Start Material

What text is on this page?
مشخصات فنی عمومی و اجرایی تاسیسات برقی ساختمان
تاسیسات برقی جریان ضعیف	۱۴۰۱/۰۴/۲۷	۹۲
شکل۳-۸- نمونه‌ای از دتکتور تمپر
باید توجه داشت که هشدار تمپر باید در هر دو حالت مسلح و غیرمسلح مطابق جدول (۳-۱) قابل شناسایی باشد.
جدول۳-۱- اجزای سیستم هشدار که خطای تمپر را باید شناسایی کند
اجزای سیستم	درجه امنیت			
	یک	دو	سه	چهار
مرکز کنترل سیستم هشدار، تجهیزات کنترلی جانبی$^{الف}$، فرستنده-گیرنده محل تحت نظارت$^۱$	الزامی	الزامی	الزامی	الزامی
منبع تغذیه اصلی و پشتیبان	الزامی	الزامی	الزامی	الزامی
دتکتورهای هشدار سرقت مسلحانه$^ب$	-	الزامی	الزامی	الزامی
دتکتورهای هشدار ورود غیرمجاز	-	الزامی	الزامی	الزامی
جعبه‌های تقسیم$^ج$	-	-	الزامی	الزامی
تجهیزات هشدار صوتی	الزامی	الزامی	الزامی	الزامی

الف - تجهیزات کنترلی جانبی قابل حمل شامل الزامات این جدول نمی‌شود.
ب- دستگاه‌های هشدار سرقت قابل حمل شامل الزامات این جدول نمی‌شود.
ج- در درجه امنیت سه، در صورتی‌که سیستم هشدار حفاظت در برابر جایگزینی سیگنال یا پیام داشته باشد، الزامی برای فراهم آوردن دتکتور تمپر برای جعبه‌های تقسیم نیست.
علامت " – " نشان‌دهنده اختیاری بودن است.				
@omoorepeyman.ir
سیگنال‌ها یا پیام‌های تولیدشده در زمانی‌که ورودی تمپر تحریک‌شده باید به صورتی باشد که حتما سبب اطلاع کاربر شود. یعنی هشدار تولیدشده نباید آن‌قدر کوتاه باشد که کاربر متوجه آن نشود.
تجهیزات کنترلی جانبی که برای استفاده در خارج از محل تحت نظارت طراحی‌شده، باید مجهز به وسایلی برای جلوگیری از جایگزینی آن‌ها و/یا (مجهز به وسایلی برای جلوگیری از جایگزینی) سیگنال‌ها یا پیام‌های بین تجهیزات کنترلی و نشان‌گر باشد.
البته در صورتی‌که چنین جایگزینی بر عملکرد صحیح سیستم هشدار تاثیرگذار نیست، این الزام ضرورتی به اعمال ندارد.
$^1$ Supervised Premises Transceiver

End Material

:: Task to carry out ::
Restate every record exactly, leaving nothing out.

:: Task output ::
What text is on this page?
مشخصات فنی عمومی و اجرایی تاسیسات برقی ساختمان
تاسیسات برقی جریان ضعیف	۱۴۰۱/۰۴/۲۷	۹۲
شکل۳-۸- نمونه‌ای از دتکتور تمپر
باید توجه داشت که هشدار تمپر باید در هر دو حالت مسلح و غیرمسلح مطابق جدول (۳-۱) قابل شناسایی باشد.
جدول۳-۱- اجزای سیستم هشدار که خطای تمپر را باید شناسایی کند
اجزای سیستم	درجه امنیت			
	یک	دو	سه	چهار
مرکز کنترل سیستم هشدار، تجهیزات کنترلی جانبی$^{الف}$، فرستنده-گیرنده محل تحت نظارت$^۱$	الزامی	الزامی	الزامی	الزامی
منبع تغذیه اصلی و پشتیبان	الزامی	الزامی	الزامی	الزامی
دتکتورهای هشدار سرقت مسلحانه$^ب$	-	الزامی	الزامی	الزامی
دتکتورهای هشدار ورود غیرمجاز	-	الزامی	الزامی	الزامی
جعبه‌های تقسیم$^ج$	-	-	الزامی	الزامی
تجهیزات هشدار صوتی	الزامی	الزامی	الزامی	الزامی

الف - تجهیزات کنترلی جانبی قابل حمل شامل الزامات این جدول نمی‌شود.
ب- دستگاه‌های هشدار سرقت قابل حمل شامل الزامات این جدول نمی‌شود.
ج- در درجه امنیت سه، در صورتی‌که سیستم هشدار حفاظت در برابر جایگزینی سیگنال یا پیام داشته باشد، الزامی برای فراهم آوردن دتکتور تمپر برای جعبه‌های تقسیم نیست.
علامت " – " نشان‌دهنده اختیاری بودن است.				
@omoorepeyman.ir
سیگنال‌ها یا پیام‌های تولیدشده در زمانی‌که ورودی تمپر تحریک‌شده باید به صورتی باشد که حتما سبب اطلاع کاربر شود. یعنی هشدار تولیدشده نباید آن‌قدر کوتاه باشد که کاربر متوجه آن نشود.
تجهیزات کنترلی جانبی که برای استفاده در خارج از محل تحت نظارت طراحی‌شده، باید مجهز به وسایلی برای جلوگیری از جایگزینی آن‌ها و/یا (مجهز به وسایلی برای جلوگیری از جایگزینی) سیگنال‌ها یا پیام‌های بین تجهیزات کنترلی و نشان‌گر باشد.
البته در صورتی‌که چنین جایگزینی بر عملکرد صحیح سیستم هشدار تاثیرگذار نیست، این الزام ضرورتی به اعمال ندارد.
$^1$ Supervised Premises Transceiver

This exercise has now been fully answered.